▶ _Brano di partenza_:
Credo fermamente che la pop art si sia affermata proprio per operare una critica ad un mondo che ha accolto il consumismo e l’immagine di massa come una nuova forma di religione.

Per quanto riguarda la mia ricerca, le radici e le influenze e le tradizioni sono un punto di partenza importante per comprendere i meccanismi di  produzione ma si tratta di un locale che si allarga al globale, poiché i comportamenti di massa sono sempre più standardizzati e non conoscono territori o confini. 

Per quanto riguarda l’accettazione delle logiche di massa penso che scardinare un sistema dall’interno sia più facile che assaltarlo inutilmente da fuori.

Vivo in questo mondo e ne respiro sia i vizi che le virtù, ma tutto ciò che faccio è mirato alla ricerca artistica, anche quando scrivo qualcosa su di un social network.

La contaminazione tra generi e linguaggi che mondo Accademico e certi target di "mercato" vogliono specialistici è un altro tuo tratto distintivo, ti muovi stravolgendo generi, luoghi comuni e icone, addirittura in certe tue operazioni, diventi icona e la ricampioni, come nel caso di Elvis, in pratica ricampioni performance, pratica dei crossover artistici, cosa ti spinge in questo proessodi celebrazione e di dissacrazione di una icona?

Ogni personaggio su cui mi soffermo viene trattato con il massimo rispetto, nel caso di Save The Icon - Elvis ad esempio la mia passione sconfinata per questa immortale icona del contemporaneo, ha operato una sorta di trasfigurazione della mia immagine, che si è praticamente fusa con quella del grande divo.

La mia indagine non è una dissacrazione ma l’oggettivazione di uno stato di deperimento dell’immagine e dei contenuti che la massa opera nei confronti della star di turno o dell’oggetto di culto.

▶ _Istruzioni_:
• a. Ricopia dal brano sulla pop art il tratto che va da "Credo fermamente che" fino a "un social network.".
• b. Secondo il brano sulla pop art, che cosa è più facile che assaltare inutilmente un sistema da fuori?
Le voci riportate qui sotto provengono da un'altra fonte.

Elenchi di elementi annotati:
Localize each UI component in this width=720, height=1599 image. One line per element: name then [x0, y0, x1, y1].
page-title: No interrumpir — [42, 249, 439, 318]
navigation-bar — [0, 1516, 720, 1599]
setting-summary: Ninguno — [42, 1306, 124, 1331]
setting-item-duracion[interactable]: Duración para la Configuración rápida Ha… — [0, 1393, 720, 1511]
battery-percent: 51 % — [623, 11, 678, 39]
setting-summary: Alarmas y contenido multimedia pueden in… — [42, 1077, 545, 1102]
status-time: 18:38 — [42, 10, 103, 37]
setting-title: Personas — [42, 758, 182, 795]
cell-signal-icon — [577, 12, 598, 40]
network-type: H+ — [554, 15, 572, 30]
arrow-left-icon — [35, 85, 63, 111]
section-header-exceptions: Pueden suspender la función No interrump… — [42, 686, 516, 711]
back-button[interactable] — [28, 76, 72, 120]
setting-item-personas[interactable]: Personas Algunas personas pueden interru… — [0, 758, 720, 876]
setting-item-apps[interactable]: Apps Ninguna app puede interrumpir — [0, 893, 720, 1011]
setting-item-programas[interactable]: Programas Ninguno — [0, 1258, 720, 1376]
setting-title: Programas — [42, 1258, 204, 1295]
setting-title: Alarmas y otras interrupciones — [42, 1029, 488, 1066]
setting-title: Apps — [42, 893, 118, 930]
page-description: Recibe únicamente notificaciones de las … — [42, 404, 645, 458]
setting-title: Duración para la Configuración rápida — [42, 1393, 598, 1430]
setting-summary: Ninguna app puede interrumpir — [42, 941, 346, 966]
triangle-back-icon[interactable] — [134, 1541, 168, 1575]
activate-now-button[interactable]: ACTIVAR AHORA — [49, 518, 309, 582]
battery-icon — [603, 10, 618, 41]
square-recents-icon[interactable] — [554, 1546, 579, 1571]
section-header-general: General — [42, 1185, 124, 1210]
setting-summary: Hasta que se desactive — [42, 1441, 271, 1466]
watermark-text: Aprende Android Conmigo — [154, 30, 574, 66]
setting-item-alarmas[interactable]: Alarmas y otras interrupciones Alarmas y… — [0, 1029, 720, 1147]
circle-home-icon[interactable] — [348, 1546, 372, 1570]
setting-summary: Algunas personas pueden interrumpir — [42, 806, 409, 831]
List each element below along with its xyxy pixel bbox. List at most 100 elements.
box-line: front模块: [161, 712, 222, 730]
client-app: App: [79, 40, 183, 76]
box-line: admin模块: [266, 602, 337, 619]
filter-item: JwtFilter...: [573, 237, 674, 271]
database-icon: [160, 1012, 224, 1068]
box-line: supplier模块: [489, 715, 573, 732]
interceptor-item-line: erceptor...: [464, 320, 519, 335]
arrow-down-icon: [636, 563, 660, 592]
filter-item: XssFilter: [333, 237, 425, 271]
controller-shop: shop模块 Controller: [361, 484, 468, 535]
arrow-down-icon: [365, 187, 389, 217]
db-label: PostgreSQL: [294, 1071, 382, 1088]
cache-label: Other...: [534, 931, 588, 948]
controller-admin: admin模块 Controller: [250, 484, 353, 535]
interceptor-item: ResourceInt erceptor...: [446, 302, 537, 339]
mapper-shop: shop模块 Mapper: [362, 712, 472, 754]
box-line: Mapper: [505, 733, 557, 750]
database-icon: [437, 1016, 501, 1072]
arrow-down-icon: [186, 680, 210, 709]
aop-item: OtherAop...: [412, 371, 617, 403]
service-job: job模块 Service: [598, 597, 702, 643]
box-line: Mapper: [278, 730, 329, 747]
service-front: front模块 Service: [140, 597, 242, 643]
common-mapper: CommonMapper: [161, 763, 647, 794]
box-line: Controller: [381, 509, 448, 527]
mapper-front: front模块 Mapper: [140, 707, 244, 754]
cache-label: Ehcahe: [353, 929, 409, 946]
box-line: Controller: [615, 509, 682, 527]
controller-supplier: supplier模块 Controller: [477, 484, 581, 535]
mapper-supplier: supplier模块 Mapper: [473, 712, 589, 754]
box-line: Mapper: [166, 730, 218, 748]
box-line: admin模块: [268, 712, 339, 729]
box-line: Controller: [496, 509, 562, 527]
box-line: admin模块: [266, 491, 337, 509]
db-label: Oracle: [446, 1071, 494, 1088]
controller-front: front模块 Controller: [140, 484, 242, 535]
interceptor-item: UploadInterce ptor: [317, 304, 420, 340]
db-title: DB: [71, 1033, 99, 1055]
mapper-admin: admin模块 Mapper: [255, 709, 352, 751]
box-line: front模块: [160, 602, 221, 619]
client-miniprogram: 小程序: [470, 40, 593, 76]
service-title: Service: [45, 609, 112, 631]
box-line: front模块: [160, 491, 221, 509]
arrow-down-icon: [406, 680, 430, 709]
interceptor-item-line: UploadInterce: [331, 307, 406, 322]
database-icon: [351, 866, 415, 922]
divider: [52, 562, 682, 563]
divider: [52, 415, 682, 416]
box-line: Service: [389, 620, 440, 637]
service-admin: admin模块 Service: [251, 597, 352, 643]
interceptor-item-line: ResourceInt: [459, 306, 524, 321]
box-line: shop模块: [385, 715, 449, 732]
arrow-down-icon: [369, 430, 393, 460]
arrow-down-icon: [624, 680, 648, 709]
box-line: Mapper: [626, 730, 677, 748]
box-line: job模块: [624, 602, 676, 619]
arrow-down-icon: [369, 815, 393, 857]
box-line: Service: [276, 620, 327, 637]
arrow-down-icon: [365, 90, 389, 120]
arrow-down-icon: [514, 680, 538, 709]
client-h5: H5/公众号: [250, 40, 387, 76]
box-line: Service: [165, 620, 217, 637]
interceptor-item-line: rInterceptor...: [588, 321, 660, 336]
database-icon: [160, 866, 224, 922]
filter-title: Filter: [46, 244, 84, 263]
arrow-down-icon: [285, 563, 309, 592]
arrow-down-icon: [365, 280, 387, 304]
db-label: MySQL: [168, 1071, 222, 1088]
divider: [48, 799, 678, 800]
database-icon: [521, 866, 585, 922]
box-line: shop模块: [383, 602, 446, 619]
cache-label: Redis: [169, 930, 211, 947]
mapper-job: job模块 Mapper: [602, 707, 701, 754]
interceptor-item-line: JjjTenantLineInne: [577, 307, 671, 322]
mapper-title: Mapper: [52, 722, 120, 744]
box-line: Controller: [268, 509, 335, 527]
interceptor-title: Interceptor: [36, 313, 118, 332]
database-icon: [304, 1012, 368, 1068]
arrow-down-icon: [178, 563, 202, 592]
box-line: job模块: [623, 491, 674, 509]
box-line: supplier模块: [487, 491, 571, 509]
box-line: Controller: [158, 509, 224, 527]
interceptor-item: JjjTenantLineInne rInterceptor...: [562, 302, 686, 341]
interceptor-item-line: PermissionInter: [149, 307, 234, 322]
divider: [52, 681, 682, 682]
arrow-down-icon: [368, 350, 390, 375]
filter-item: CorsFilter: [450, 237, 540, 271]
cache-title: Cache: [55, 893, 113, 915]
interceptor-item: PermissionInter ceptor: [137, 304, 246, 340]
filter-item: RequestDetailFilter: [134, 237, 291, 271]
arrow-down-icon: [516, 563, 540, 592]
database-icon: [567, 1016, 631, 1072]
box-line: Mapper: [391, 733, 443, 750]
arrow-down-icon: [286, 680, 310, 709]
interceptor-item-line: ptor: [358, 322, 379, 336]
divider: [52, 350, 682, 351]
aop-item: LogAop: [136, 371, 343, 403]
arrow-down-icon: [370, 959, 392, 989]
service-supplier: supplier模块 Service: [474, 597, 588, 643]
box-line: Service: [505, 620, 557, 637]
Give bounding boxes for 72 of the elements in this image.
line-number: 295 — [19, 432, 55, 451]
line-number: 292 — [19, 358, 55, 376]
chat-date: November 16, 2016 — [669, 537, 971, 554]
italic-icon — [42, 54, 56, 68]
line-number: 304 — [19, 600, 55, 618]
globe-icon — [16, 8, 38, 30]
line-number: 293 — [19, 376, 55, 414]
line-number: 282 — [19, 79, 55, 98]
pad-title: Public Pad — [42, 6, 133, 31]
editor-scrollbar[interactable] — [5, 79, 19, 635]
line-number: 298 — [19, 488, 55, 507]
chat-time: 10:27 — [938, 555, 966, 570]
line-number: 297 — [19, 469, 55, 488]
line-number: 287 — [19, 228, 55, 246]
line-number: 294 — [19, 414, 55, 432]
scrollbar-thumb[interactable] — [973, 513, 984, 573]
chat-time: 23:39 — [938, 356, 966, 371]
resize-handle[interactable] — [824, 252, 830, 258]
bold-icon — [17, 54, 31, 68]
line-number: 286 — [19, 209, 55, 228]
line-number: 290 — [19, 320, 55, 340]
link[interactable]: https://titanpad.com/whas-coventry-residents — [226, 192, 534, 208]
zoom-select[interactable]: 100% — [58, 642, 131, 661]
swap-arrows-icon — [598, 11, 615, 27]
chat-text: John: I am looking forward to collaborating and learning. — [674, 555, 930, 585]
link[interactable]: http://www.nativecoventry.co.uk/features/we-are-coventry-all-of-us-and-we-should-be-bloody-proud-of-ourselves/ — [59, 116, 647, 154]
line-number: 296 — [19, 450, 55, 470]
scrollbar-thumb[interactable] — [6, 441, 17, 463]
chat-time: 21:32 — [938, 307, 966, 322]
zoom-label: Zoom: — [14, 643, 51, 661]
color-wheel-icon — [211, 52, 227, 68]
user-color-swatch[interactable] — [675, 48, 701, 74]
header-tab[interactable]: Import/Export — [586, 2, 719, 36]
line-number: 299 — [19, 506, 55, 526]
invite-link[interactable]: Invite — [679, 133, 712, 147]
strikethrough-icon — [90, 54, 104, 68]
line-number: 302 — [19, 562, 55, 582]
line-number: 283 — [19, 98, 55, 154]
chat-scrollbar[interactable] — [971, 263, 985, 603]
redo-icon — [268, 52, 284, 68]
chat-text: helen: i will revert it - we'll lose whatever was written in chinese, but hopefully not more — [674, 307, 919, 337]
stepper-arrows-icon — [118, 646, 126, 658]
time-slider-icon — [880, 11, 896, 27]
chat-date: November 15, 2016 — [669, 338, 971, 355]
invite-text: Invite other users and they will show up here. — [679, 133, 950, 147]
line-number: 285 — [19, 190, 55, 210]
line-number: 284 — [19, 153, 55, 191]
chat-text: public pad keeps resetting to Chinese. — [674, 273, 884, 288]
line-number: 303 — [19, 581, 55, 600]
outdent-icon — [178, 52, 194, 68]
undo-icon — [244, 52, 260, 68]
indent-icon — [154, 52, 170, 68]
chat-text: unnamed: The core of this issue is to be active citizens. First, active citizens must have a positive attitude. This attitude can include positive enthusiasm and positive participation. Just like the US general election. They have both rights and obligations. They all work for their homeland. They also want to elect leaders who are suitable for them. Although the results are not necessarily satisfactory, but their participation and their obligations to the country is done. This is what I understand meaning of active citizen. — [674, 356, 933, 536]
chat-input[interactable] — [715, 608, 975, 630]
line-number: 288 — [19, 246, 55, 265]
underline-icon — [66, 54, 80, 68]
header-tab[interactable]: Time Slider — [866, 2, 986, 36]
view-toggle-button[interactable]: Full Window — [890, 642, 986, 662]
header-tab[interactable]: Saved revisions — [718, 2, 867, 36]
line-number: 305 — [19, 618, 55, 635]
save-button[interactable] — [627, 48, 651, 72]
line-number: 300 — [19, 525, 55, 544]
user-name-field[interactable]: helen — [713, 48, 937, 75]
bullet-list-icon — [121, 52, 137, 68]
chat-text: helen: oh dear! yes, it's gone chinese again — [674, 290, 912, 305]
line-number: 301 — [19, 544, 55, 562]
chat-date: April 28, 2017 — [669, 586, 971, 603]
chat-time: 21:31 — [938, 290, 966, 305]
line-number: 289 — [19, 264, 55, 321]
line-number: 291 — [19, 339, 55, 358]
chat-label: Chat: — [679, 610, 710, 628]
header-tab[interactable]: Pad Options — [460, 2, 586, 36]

▶ _Risposte_:
• a.
Credo fermamente che la pop art si sia affermata proprio per operare una critica ad un mondo che ha accolto il consumismo e l’immagine di massa come una nuova forma di religione.

Per quanto riguarda la mia ricerca, le radici e le influenze e le tradizioni sono un punto di partenza importante per comprendere i meccanismi di  produzione ma si tratta di un locale che si allarga al globale, poiché i comportamenti di massa sono sempre più standardizzati e non conoscono territori o confini. 

Per quanto riguarda l’accettazione delle logiche di massa penso che scardinare un sistema dall’interno sia più facile che assaltarlo inutilmente da fuori.

Vivo in questo mondo e ne respiro sia i vizi che le virtù, ma tutto ciò che faccio è mirato alla ricerca artistica, anche quando scrivo qualcosa su di un social network.

• b. Scardinarlo dall'interno.